Take the entries below and print all of them exactly, please.

Stored dataset items:

○ ○ ○

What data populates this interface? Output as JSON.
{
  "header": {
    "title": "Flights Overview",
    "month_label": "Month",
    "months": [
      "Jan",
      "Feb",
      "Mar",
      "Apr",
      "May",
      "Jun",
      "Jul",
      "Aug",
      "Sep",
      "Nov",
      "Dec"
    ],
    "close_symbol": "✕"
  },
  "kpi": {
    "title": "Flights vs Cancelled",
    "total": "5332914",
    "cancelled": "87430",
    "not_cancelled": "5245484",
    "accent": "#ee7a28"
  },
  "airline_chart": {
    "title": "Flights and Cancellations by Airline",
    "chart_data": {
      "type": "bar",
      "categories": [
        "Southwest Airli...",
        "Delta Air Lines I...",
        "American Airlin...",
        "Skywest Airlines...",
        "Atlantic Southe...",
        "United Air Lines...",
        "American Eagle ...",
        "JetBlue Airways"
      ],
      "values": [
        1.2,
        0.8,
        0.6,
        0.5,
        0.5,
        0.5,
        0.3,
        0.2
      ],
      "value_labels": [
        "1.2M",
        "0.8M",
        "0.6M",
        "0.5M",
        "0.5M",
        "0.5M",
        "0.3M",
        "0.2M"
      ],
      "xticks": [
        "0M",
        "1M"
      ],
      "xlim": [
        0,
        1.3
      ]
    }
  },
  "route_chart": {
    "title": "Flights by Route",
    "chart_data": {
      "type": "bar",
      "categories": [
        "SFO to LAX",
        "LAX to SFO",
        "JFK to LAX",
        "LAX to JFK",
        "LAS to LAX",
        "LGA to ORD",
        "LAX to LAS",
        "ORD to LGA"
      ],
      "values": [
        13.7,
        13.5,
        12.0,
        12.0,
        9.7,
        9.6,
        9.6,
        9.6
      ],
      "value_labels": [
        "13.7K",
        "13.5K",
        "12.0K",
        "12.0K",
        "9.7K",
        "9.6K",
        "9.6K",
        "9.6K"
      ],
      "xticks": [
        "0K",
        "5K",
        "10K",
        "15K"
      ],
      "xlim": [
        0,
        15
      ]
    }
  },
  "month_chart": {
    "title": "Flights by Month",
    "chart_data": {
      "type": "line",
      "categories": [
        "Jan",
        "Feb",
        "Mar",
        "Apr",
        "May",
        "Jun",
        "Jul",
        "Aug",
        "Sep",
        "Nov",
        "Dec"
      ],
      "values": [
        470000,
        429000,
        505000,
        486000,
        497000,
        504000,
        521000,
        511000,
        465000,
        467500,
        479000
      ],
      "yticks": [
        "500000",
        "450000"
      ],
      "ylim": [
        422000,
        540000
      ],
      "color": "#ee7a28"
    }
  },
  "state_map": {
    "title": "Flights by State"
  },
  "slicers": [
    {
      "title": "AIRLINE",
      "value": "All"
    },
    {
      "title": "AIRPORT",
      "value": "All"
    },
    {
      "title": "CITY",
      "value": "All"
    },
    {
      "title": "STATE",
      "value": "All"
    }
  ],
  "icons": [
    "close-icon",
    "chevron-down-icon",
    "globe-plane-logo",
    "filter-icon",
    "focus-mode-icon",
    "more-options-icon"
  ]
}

○ ○ ○

§ **TASK RESPONSE**:
What data populates this interface? Output as JSON.
{
  "header": {
    "title": "Flights Overview",
    "month_label": "Month",
    "months": [
      "Jan",
      "Feb",
      "Mar",
      "Apr",
      "May",
      "Jun",
      "Jul",
      "Aug",
      "Sep",
      "Nov",
      "Dec"
    ],
    "close_symbol": "✕"
  },
  "kpi": {
    "title": "Flights vs Cancelled",
    "total": "5332914",
    "cancelled": "87430",
    "not_cancelled": "5245484",
    "accent": "#ee7a28"
  },
  "airline_chart": {
    "title": "Flights and Cancellations by Airline",
    "chart_data": {
      "type": "bar",
      "categories": [
        "Southwest Airli...",
        "Delta Air Lines I...",
        "American Airlin...",
        "Skywest Airlines...",
        "Atlantic Southe...",
        "United Air Lines...",
        "American Eagle ...",
        "JetBlue Airways"
      ],
      "values": [
        1.2,
        0.8,
        0.6,
        0.5,
        0.5,
        0.5,
        0.3,
        0.2
      ],
      "value_labels": [
        "1.2M",
        "0.8M",
        "0.6M",
        "0.5M",
        "0.5M",
        "0.5M",
        "0.3M",
        "0.2M"
      ],
      "xticks": [
        "0M",
        "1M"
      ],
      "xlim": [
        0,
        1.3
      ]
    }
  },
  "route_chart": {
    "title": "Flights by Route",
    "chart_data": {
      "type": "bar",
      "categories": [
        "SFO to LAX",
        "LAX to SFO",
        "JFK to LAX",
        "LAX to JFK",
        "LAS to LAX",
        "LGA to ORD",
        "LAX to LAS",
        "ORD to LGA"
      ],
      "values": [
        13.7,
        13.5,
        12.0,
        12.0,
        9.7,
        9.6,
        9.6,
        9.6
      ],
      "value_labels": [
        "13.7K",
        "13.5K",
        "12.0K",
        "12.0K",
        "9.7K",
        "9.6K",
        "9.6K",
        "9.6K"
      ],
      "xticks": [
        "0K",
        "5K",
        "10K",
        "15K"
      ],
      "xlim": [
        0,
        15
      ]
    }
  },
  "month_chart": {
    "title": "Flights by Month",
    "chart_data": {
      "type": "line",
      "categories": [
        "Jan",
        "Feb",
        "Mar",
        "Apr",
        "May",
        "Jun",
        "Jul",
        "Aug",
        "Sep",
        "Nov",
        "Dec"
      ],
      "values": [
        470000,
        429000,
        505000,
        486000,
        497000,
        504000,
        521000,
        511000,
        465000,
        467500,
        479000
      ],
      "yticks": [
        "500000",
        "450000"
      ],
      "ylim": [
        422000,
        540000
      ],
      "color": "#ee7a28"
    }
  },
  "state_map": {
    "title": "Flights by State"
  },
  "slicers": [
    {
      "title": "AIRLINE",
      "value": "All"
    },
    {
      "title": "AIRPORT",
      "value": "All"
    },
    {
      "title": "CITY",
      "value": "All"
    },
    {
      "title": "STATE",
      "value": "All"
    }
  ],
  "icons": [
    "close-icon",
    "chevron-down-icon",
    "globe-plane-logo",
    "filter-icon",
    "focus-mode-icon",
    "more-options-icon"
  ]
}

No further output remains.